**RECORD LIST**
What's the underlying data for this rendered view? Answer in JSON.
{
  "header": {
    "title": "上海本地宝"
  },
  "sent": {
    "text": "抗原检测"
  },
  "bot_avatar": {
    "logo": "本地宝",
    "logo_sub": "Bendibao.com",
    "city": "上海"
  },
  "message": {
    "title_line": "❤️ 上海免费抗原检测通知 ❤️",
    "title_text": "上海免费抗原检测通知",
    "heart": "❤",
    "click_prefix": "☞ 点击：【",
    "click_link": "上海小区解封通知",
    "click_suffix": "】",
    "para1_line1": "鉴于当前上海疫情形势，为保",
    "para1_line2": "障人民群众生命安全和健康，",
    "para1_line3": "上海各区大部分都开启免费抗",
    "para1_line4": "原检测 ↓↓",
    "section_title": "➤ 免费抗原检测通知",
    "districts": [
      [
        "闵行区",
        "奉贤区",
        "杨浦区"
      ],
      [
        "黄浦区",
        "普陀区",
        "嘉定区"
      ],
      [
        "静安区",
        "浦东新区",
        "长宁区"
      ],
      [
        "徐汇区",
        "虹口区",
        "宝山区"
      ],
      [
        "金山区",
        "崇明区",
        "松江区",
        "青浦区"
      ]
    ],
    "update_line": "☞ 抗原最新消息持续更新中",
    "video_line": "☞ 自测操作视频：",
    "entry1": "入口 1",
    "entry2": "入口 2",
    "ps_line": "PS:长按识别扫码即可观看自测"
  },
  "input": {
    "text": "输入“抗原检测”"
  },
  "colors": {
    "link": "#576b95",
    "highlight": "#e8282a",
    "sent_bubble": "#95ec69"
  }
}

**DO THIS**
Pick out and copy every line that contains the word "上海免费抗原检测通知".

**EXPECTED ANSWER**
    "title_line": "❤️ 上海免费抗原检测通知 ❤️",
    "title_text": "上海免费抗原检测通知",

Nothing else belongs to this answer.